— Start of INPUT RECORDS —

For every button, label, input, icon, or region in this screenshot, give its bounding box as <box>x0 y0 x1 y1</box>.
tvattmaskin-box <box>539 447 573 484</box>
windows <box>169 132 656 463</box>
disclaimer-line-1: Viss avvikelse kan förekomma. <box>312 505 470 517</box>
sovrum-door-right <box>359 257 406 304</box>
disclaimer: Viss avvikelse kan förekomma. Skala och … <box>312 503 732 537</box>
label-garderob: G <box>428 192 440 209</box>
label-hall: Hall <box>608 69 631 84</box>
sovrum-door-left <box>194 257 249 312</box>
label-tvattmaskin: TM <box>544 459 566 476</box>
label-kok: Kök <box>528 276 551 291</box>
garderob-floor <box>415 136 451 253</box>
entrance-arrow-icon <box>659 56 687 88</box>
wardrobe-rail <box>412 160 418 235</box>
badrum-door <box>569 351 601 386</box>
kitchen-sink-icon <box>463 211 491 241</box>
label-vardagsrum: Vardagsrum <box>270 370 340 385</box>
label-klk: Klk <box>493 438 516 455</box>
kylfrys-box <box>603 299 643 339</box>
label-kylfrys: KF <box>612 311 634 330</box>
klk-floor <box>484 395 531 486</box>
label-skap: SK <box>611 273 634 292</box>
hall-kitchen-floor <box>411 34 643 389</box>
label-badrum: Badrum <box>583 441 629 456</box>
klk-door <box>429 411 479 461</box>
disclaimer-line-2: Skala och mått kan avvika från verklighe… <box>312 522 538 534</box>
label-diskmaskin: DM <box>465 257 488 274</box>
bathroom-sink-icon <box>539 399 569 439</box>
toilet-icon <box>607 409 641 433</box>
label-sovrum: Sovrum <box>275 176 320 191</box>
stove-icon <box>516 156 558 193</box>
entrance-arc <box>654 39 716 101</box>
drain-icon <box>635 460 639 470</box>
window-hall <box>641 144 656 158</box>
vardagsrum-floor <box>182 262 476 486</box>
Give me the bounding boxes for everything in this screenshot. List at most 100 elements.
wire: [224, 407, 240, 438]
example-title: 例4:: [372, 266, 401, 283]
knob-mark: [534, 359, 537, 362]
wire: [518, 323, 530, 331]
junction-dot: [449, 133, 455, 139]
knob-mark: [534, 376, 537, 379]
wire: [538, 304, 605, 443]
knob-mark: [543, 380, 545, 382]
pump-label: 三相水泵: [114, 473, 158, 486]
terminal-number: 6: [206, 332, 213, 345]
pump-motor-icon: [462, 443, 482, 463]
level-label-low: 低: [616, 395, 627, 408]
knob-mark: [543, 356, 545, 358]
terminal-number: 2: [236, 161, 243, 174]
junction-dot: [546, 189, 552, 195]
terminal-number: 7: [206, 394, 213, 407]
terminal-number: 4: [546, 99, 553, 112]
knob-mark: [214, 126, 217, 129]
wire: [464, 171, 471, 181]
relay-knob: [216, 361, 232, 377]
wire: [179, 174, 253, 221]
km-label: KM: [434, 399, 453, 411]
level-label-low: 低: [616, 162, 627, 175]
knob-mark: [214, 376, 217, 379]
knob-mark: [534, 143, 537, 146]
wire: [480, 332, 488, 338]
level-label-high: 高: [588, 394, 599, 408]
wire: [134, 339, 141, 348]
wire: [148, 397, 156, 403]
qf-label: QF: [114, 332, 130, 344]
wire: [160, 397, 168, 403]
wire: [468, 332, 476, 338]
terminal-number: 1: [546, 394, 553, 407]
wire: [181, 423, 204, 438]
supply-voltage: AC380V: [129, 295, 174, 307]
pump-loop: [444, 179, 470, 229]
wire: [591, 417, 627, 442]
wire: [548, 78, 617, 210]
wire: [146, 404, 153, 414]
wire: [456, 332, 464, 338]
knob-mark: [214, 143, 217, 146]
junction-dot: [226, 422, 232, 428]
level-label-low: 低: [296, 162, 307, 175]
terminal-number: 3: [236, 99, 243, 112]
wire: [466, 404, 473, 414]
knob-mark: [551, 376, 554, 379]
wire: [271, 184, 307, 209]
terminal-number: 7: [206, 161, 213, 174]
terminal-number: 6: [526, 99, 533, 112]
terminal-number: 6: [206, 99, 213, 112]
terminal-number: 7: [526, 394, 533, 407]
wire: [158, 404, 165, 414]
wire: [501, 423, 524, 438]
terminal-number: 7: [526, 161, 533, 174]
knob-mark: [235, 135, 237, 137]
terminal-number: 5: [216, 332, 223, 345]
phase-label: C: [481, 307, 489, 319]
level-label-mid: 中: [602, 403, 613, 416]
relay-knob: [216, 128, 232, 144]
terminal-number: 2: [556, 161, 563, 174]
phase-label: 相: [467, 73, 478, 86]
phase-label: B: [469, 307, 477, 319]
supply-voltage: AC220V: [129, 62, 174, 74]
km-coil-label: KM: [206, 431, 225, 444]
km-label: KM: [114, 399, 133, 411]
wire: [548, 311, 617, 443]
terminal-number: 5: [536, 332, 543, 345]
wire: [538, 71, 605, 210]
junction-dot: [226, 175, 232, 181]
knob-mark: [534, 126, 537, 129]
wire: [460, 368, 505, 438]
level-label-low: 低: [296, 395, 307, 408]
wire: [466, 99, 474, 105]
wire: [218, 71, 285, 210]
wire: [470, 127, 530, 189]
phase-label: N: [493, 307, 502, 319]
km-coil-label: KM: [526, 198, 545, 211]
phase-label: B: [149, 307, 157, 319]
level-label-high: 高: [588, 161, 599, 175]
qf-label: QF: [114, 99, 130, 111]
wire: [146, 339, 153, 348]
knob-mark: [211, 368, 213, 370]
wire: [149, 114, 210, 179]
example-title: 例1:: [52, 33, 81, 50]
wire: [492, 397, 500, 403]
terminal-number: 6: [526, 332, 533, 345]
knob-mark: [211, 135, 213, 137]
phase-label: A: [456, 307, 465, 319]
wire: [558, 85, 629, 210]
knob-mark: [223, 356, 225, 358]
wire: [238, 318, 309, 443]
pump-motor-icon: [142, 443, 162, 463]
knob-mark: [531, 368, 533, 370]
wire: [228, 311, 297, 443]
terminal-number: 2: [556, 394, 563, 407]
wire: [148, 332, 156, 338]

— End of INPUT RECORDS —

#### [TASK INSTRUCTIONS]
Lay out the records above, from their start through the line containing "label-tvattmaskin: TM <box>544", as a JSON list of strings with one string per line and blank lines left out.

#### [CORRECT OUTPUT]
[
  "For every button, label, input, icon, or region in this screenshot, give its bounding box as <box>x0 y0 x1 y1</box>.",
  "tvattmaskin-box <box>539 447 573 484</box>",
  "windows <box>169 132 656 463</box>",
  "disclaimer-line-1: Viss avvikelse kan förekomma. <box>312 505 470 517</box>",
  "sovrum-door-right <box>359 257 406 304</box>",
  "disclaimer: Viss avvikelse kan förekomma. Skala och … <box>312 503 732 537</box>",
  "label-garderob: G <box>428 192 440 209</box>",
  "label-hall: Hall <box>608 69 631 84</box>",
  "sovrum-door-left <box>194 257 249 312</box>",
  "label-tvattmaskin: TM <box>544 459 566 476</box>"
]